### Set exercise
Pick every line from the data that holds the word "surface".

### Provided records
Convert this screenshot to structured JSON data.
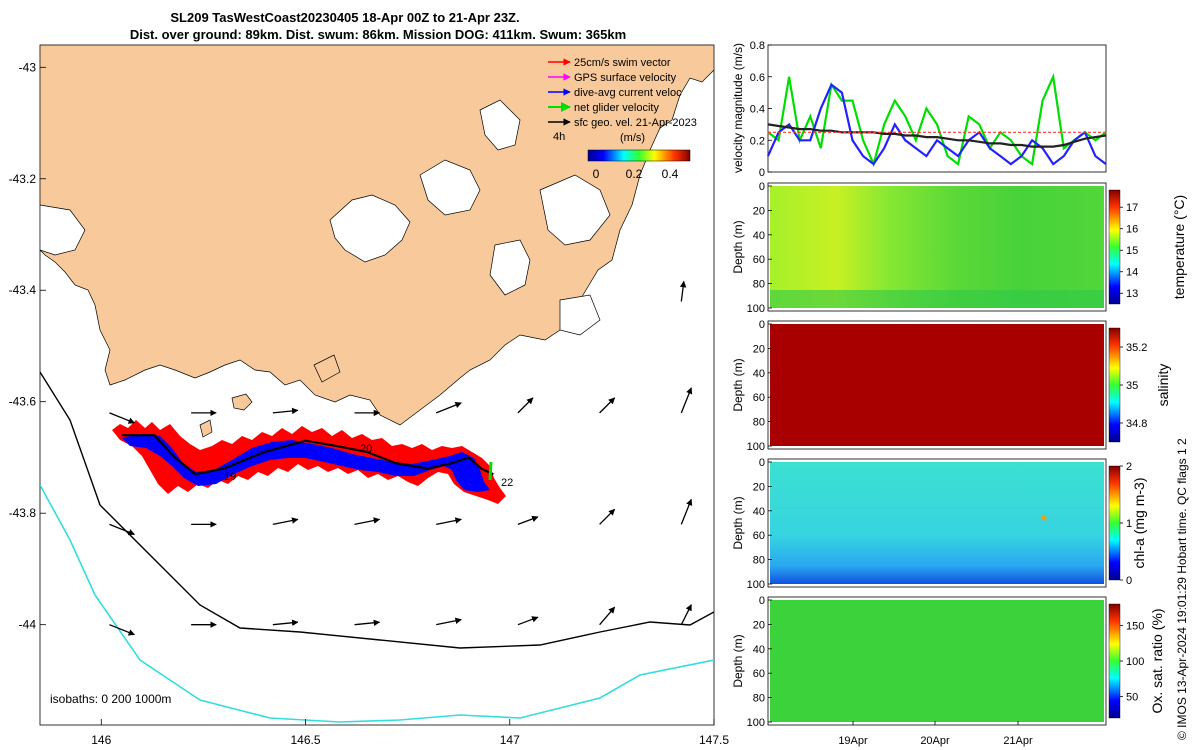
{
  "title": {
    "line1": "SL209 TasWestCoast20230405 18-Apr 00Z to 21-Apr 23Z.",
    "line2": "Dist. over ground: 89km. Dist. swum: 86km. Mission DOG: 411km. Swum: 365km"
  },
  "credit": "© IMOS 13-Apr-2024 19:01:29 Hobart time. QC flags 1  2",
  "colors": {
    "land": "#f8c99a",
    "blue_track": "#0000ff",
    "red_swim": "#ff0000",
    "green_net": "#00ff00",
    "isobath_200": "#000000",
    "isobath_1000": "#33dddd"
  },
  "chart_data": [
    {
      "type": "map",
      "xlim": [
        145.85,
        147.5
      ],
      "ylim": [
        -44.18,
        -42.96
      ],
      "xticks": [
        146,
        146.5,
        147,
        147.5
      ],
      "xtick_labels": [
        "146",
        "146.5",
        "147",
        "147.5"
      ],
      "yticks": [
        -43,
        -43.2,
        -43.4,
        -43.6,
        -43.8,
        -44
      ],
      "ytick_labels": [
        "-43",
        "-43.2",
        "-43.4",
        "-43.6",
        "-43.8",
        "-44"
      ],
      "legend": [
        {
          "label": "25cm/s swim vector",
          "color": "#ff0000"
        },
        {
          "label": "GPS surface velocity",
          "color": "#ff00ff"
        },
        {
          "label": "dive-avg current veloc",
          "color": "#0000ff"
        },
        {
          "label": "net glider velocity",
          "color": "#00ff00"
        },
        {
          "label": "sfc geo. vel. 21-Apr-2023",
          "color": "#000000"
        }
      ],
      "colorbar": {
        "label": "(m/s)",
        "ticks": [
          "0",
          "0.2",
          "0.4"
        ],
        "side_label": "4h"
      },
      "isobaths_label": "isobaths: 0   200  1000m",
      "track_labels": [
        "19",
        "20",
        "22"
      ],
      "glider_track": {
        "lon": [
          146.05,
          146.08,
          146.13,
          146.18,
          146.23,
          146.3,
          146.4,
          146.5,
          146.58,
          146.65,
          146.72,
          146.8,
          146.86,
          146.9,
          146.93,
          146.96
        ],
        "lat": [
          -43.66,
          -43.66,
          -43.66,
          -43.7,
          -43.73,
          -43.72,
          -43.69,
          -43.67,
          -43.68,
          -43.69,
          -43.71,
          -43.72,
          -43.71,
          -43.7,
          -43.72,
          -43.73
        ]
      },
      "geo_vectors": {
        "lon": [
          146.02,
          146.22,
          146.42,
          146.62,
          146.82,
          147.02,
          147.22,
          147.42,
          146.02,
          146.22,
          146.42,
          146.62,
          146.82,
          147.02,
          147.22,
          147.42,
          146.02,
          146.22,
          146.42,
          146.62,
          146.82,
          147.02,
          147.22,
          147.42,
          147.42
        ],
        "lat": [
          -43.62,
          -43.62,
          -43.62,
          -43.62,
          -43.62,
          -43.62,
          -43.62,
          -43.62,
          -43.82,
          -43.82,
          -43.82,
          -43.82,
          -43.82,
          -43.82,
          -43.82,
          -43.82,
          -44.0,
          -44.0,
          -44.0,
          -44.0,
          -44.0,
          -44.0,
          -44.0,
          -44.0,
          -43.42
        ],
        "u": [
          0.5,
          0.5,
          0.5,
          0.5,
          0.5,
          0.3,
          0.3,
          0.2,
          0.5,
          0.5,
          0.5,
          0.5,
          0.5,
          0.4,
          0.3,
          0.2,
          0.5,
          0.5,
          0.5,
          0.5,
          0.5,
          0.4,
          0.3,
          0.2,
          0.05
        ],
        "v": [
          -0.2,
          0.0,
          0.05,
          0.0,
          0.2,
          0.3,
          0.3,
          0.5,
          -0.2,
          0.0,
          0.1,
          0.1,
          0.1,
          0.15,
          0.3,
          0.5,
          -0.2,
          0.0,
          0.05,
          0.05,
          0.1,
          0.15,
          0.35,
          0.4,
          0.4
        ]
      }
    },
    {
      "type": "line",
      "ylabel": "velocity magnitude (m/s)",
      "ylim": [
        0,
        0.8
      ],
      "yticks": [
        "0",
        "0.2",
        "0.4",
        "0.6",
        "0.8"
      ],
      "series": [
        {
          "name": "net glider velocity",
          "color": "#00dd00",
          "values": [
            0.25,
            0.2,
            0.6,
            0.2,
            0.35,
            0.15,
            0.55,
            0.45,
            0.45,
            0.2,
            0.05,
            0.3,
            0.45,
            0.35,
            0.2,
            0.4,
            0.3,
            0.1,
            0.05,
            0.35,
            0.3,
            0.15,
            0.25,
            0.2,
            0.1,
            0.05,
            0.45,
            0.6,
            0.15,
            0.2,
            0.25,
            0.2,
            0.25
          ]
        },
        {
          "name": "dive-avg current",
          "color": "#2222ff",
          "values": [
            0.1,
            0.25,
            0.3,
            0.2,
            0.2,
            0.4,
            0.55,
            0.5,
            0.2,
            0.1,
            0.05,
            0.15,
            0.3,
            0.2,
            0.15,
            0.1,
            0.2,
            0.15,
            0.1,
            0.2,
            0.25,
            0.15,
            0.1,
            0.05,
            0.1,
            0.2,
            0.15,
            0.05,
            0.1,
            0.2,
            0.25,
            0.1,
            0.05
          ]
        },
        {
          "name": "surface geostrophic",
          "color": "#222222",
          "values": [
            0.3,
            0.29,
            0.28,
            0.27,
            0.27,
            0.26,
            0.26,
            0.25,
            0.25,
            0.25,
            0.25,
            0.24,
            0.24,
            0.23,
            0.23,
            0.22,
            0.22,
            0.21,
            0.2,
            0.2,
            0.19,
            0.18,
            0.18,
            0.17,
            0.17,
            0.16,
            0.16,
            0.16,
            0.17,
            0.19,
            0.21,
            0.22,
            0.23
          ]
        },
        {
          "name": "25cm/s swim",
          "color": "#ff3333",
          "values": [
            0.25,
            0.25,
            0.25,
            0.25,
            0.25,
            0.25,
            0.25,
            0.25,
            0.25,
            0.25,
            0.25,
            0.25,
            0.25,
            0.25,
            0.25,
            0.25,
            0.25,
            0.25,
            0.25,
            0.25,
            0.25,
            0.25,
            0.25,
            0.25,
            0.25,
            0.25,
            0.25,
            0.25,
            0.25,
            0.25,
            0.25,
            0.25,
            0.25
          ]
        }
      ]
    },
    {
      "type": "heatmap",
      "variable": "temperature (°C)",
      "ylabel": "Depth (m)",
      "yticks": [
        "0",
        "20",
        "40",
        "60",
        "80",
        "100"
      ],
      "colorbar_ticks": [
        "17",
        "16",
        "15",
        "14",
        "13"
      ],
      "clim": [
        12.5,
        17.8
      ],
      "dominant_value": 15.2
    },
    {
      "type": "heatmap",
      "variable": "salinity",
      "ylabel": "Depth (m)",
      "yticks": [
        "0",
        "20",
        "40",
        "60",
        "80",
        "100"
      ],
      "colorbar_ticks": [
        "35.2",
        "35",
        "34.8"
      ],
      "clim": [
        34.7,
        35.3
      ],
      "dominant_value": 35.3
    },
    {
      "type": "heatmap",
      "variable": "chl-a (mg m-3)",
      "ylabel": "Depth (m)",
      "yticks": [
        "0",
        "20",
        "40",
        "60",
        "80",
        "100"
      ],
      "colorbar_ticks": [
        "2",
        "1",
        "0"
      ],
      "clim": [
        0,
        2
      ],
      "dominant_value": 0.7
    },
    {
      "type": "heatmap",
      "variable": "Ox. sat. ratio (%)",
      "ylabel": "Depth (m)",
      "yticks": [
        "0",
        "20",
        "40",
        "60",
        "80",
        "100"
      ],
      "colorbar_ticks": [
        "150",
        "100",
        "50"
      ],
      "clim": [
        20,
        180
      ],
      "dominant_value": 102
    }
  ],
  "time_axis": {
    "labels": [
      "19Apr",
      "20Apr",
      "21Apr"
    ]
  }
}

### The completed task
          "label": "GPS surface velocity",
          "name": "surface geostrophic",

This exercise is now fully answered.